Work to be completed:
Reproduce every entry exactly.

Data to process:
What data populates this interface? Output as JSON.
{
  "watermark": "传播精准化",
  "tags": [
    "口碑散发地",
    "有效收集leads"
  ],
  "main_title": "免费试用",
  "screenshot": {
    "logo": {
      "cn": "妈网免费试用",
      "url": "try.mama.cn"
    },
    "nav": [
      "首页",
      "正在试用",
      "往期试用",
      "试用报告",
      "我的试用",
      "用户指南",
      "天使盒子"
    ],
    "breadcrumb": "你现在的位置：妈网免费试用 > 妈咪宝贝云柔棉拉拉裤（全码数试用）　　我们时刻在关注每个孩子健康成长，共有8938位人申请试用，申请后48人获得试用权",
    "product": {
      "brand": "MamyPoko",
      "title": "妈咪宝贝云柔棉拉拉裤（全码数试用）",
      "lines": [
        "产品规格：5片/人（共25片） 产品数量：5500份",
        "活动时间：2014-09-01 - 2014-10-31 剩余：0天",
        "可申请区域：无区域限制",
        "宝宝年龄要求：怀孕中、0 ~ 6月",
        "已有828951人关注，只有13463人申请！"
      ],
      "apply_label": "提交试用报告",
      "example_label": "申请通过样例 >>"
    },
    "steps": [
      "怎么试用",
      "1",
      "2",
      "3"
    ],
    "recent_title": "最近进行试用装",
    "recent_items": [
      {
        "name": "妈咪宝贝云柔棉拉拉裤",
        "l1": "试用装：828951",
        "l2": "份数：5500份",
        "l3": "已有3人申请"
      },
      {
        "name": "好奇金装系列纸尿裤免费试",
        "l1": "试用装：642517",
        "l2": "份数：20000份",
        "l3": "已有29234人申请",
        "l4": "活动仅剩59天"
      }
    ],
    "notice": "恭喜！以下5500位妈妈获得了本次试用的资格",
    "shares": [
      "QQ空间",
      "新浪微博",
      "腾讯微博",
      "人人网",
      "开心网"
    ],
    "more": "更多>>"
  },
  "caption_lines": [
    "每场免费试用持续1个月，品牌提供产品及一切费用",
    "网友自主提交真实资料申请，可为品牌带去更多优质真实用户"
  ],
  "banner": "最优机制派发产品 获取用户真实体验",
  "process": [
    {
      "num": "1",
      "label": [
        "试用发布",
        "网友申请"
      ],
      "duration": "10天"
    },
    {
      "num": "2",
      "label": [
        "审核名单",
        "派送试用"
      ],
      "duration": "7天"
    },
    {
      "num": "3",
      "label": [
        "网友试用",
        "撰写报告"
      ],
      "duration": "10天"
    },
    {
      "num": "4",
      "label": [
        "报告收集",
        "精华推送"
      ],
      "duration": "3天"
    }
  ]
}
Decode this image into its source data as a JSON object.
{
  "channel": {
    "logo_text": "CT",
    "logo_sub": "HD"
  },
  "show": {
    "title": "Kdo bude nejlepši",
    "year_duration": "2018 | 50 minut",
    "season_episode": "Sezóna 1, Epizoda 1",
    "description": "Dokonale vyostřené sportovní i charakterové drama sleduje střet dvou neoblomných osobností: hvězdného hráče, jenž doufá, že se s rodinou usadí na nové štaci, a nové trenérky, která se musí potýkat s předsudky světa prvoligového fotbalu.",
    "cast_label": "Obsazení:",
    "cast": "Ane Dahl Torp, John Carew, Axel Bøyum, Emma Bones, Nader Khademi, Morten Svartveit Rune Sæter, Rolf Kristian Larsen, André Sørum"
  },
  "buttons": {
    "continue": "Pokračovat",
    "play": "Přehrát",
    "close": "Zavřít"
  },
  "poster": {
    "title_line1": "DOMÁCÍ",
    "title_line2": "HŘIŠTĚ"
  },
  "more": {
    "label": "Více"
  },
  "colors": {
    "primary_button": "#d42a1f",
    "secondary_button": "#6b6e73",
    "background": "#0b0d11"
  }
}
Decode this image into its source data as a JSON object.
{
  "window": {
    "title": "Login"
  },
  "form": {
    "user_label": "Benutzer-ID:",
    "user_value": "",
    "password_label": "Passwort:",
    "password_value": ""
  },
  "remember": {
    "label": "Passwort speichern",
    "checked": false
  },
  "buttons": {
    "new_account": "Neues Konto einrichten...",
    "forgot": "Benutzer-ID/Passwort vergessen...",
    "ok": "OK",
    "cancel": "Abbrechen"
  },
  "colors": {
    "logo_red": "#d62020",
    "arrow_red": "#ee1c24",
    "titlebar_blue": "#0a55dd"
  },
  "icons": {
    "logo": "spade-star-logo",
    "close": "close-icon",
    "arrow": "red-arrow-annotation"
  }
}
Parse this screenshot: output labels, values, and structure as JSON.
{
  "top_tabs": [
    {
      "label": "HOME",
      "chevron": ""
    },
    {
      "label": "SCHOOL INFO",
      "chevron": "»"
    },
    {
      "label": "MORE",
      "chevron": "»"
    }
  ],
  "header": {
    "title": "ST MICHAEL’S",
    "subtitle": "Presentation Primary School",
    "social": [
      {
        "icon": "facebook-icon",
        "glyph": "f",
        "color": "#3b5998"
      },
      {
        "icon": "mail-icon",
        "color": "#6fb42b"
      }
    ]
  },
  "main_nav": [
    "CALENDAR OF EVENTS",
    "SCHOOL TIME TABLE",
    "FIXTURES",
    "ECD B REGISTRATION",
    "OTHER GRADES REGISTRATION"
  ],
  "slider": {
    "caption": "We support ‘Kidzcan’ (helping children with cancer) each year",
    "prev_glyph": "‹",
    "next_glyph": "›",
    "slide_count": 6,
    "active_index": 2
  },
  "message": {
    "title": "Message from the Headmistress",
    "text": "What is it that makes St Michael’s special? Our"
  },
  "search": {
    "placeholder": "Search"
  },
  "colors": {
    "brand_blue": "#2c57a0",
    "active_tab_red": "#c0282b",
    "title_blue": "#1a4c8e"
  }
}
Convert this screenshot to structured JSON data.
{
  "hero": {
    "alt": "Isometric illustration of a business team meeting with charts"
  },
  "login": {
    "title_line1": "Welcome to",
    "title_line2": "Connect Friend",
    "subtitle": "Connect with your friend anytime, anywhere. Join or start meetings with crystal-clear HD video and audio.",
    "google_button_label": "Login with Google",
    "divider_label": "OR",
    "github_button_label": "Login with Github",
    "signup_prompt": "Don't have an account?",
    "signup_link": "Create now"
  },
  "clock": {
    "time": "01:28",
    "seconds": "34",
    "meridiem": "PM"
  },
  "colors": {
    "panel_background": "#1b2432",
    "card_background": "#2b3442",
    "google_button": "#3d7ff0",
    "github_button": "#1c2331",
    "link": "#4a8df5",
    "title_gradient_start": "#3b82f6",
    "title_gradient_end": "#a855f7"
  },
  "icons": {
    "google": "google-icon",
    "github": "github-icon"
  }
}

Answer to the task:
What data populates this interface? Output as JSON.
{
  "watermark": "传播精准化",
  "tags": [
    "口碑散发地",
    "有效收集leads"
  ],
  "main_title": "免费试用",
  "screenshot": {
    "logo": {
      "cn": "妈网免费试用",
      "url": "try.mama.cn"
    },
    "nav": [
      "首页",
      "正在试用",
      "往期试用",
      "试用报告",
      "我的试用",
      "用户指南",
      "天使盒子"
    ],
    "breadcrumb": "你现在的位置：妈网免费试用 > 妈咪宝贝云柔棉拉拉裤（全码数试用）　　我们时刻在关注每个孩子健康成长，共有8938位人申请试用，申请后48人获得试用权",
    "product": {
      "brand": "MamyPoko",
      "title": "妈咪宝贝云柔棉拉拉裤（全码数试用）",
      "lines": [
        "产品规格：5片/人（共25片） 产品数量：5500份",
        "活动时间：2014-09-01 - 2014-10-31 剩余：0天",
        "可申请区域：无区域限制",
        "宝宝年龄要求：怀孕中、0 ~ 6月",
        "已有828951人关注，只有13463人申请！"
      ],
      "apply_label": "提交试用报告",
      "example_label": "申请通过样例 >>"
    },
    "steps": [
      "怎么试用",
      "1",
      "2",
      "3"
    ],
    "recent_title": "最近进行试用装",
    "recent_items": [
      {
        "name": "妈咪宝贝云柔棉拉拉裤",
        "l1": "试用装：828951",
        "l2": "份数：5500份",
        "l3": "已有3人申请"
      },
      {
        "name": "好奇金装系列纸尿裤免费试",
        "l1": "试用装：642517",
        "l2": "份数：20000份",
        "l3": "已有29234人申请",
        "l4": "活动仅剩59天"
      }
    ],
    "notice": "恭喜！以下5500位妈妈获得了本次试用的资格",
    "shares": [
      "QQ空间",
      "新浪微博",
      "腾讯微博",
      "人人网",
      "开心网"
    ],
    "more": "更多>>"
  },
  "caption_lines": [
    "每场免费试用持续1个月，品牌提供产品及一切费用",
    "网友自主提交真实资料申请，可为品牌带去更多优质真实用户"
  ],
  "banner": "最优机制派发产品 获取用户真实体验",
  "process": [
    {
      "num": "1",
      "label": [
        "试用发布",
        "网友申请"
      ],
      "duration": "10天"
    },
    {
      "num": "2",
      "label": [
        "审核名单",
        "派送试用"
      ],
      "duration": "7天"
    },
    {
      "num": "3",
      "label": [
        "网友试用",
        "撰写报告"
      ],
      "duration": "10天"
    },
    {
      "num": "4",
      "label": [
        "报告收集",
        "精华推送"
      ],
      "duration": "3天"
    }
  ]
}
Decode this image into its source data as a JSON object.
{
  "channel": {
    "logo_text": "CT",
    "logo_sub": "HD"
  },
  "show": {
    "title": "Kdo bude nejlepši",
    "year_duration": "2018 | 50 minut",
    "season_episode": "Sezóna 1, Epizoda 1",
    "description": "Dokonale vyostřené sportovní i charakterové drama sleduje střet dvou neoblomných osobností: hvězdného hráče, jenž doufá, že se s rodinou usadí na nové štaci, a nové trenérky, která se musí potýkat s předsudky světa prvoligového fotbalu.",
    "cast_label": "Obsazení:",
    "cast": "Ane Dahl Torp, John Carew, Axel Bøyum, Emma Bones, Nader Khademi, Morten Svartveit Rune Sæter, Rolf Kristian Larsen, André Sørum"
  },
  "buttons": {
    "continue": "Pokračovat",
    "play": "Přehrát",
    "close": "Zavřít"
  },
  "poster": {
    "title_line1": "DOMÁCÍ",
    "title_line2": "HŘIŠTĚ"
  },
  "more": {
    "label": "Více"
  },
  "colors": {
    "primary_button": "#d42a1f",
    "secondary_button": "#6b6e73",
    "background": "#0b0d11"
  }
}
Decode this image into its source data as a JSON object.
{
  "window": {
    "title": "Login"
  },
  "form": {
    "user_label": "Benutzer-ID:",
    "user_value": "",
    "password_label": "Passwort:",
    "password_value": ""
  },
  "remember": {
    "label": "Passwort speichern",
    "checked": false
  },
  "buttons": {
    "new_account": "Neues Konto einrichten...",
    "forgot": "Benutzer-ID/Passwort vergessen...",
    "ok": "OK",
    "cancel": "Abbrechen"
  },
  "colors": {
    "logo_red": "#d62020",
    "arrow_red": "#ee1c24",
    "titlebar_blue": "#0a55dd"
  },
  "icons": {
    "logo": "spade-star-logo",
    "close": "close-icon",
    "arrow": "red-arrow-annotation"
  }
}
Parse this screenshot: output labels, values, and structure as JSON.
{
  "top_tabs": [
    {
      "label": "HOME",
      "chevron": ""
    },
    {
      "label": "SCHOOL INFO",
      "chevron": "»"
    },
    {
      "label": "MORE",
      "chevron": "»"
    }
  ],
  "header": {
    "title": "ST MICHAEL’S",
    "subtitle": "Presentation Primary School",
    "social": [
      {
        "icon": "facebook-icon",
        "glyph": "f",
        "color": "#3b5998"
      },
      {
        "icon": "mail-icon",
        "color": "#6fb42b"
      }
    ]
  },
  "main_nav": [
    "CALENDAR OF EVENTS",
    "SCHOOL TIME TABLE",
    "FIXTURES",
    "ECD B REGISTRATION",
    "OTHER GRADES REGISTRATION"
  ],
  "slider": {
    "caption": "We support ‘Kidzcan’ (helping children with cancer) each year",
    "prev_glyph": "‹",
    "next_glyph": "›",
    "slide_count": 6,
    "active_index": 2
  },
  "message": {
    "title": "Message from the Headmistress",
    "text": "What is it that makes St Michael’s special? Our"
  },
  "search": {
    "placeholder": "Search"
  },
  "colors": {
    "brand_blue": "#2c57a0",
    "active_tab_red": "#c0282b",
    "title_blue": "#1a4c8e"
  }
}
Convert this screenshot to structured JSON data.
{
  "hero": {
    "alt": "Isometric illustration of a business team meeting with charts"
  },
  "login": {
    "title_line1": "Welcome to",
    "title_line2": "Connect Friend",
    "subtitle": "Connect with your friend anytime, anywhere. Join or start meetings with crystal-clear HD video and audio.",
    "google_button_label": "Login with Google",
    "divider_label": "OR",
    "github_button_label": "Login with Github",
    "signup_prompt": "Don't have an account?",
    "signup_link": "Create now"
  },
  "clock": {
    "time": "01:28",
    "seconds": "34",
    "meridiem": "PM"
  },
  "colors": {
    "panel_background": "#1b2432",
    "card_background": "#2b3442",
    "google_button": "#3d7ff0",
    "github_button": "#1c2331",
    "link": "#4a8df5",
    "title_gradient_start": "#3b82f6",
    "title_gradient_end": "#a855f7"
  },
  "icons": {
    "google": "google-icon",
    "github": "github-icon"
  }
}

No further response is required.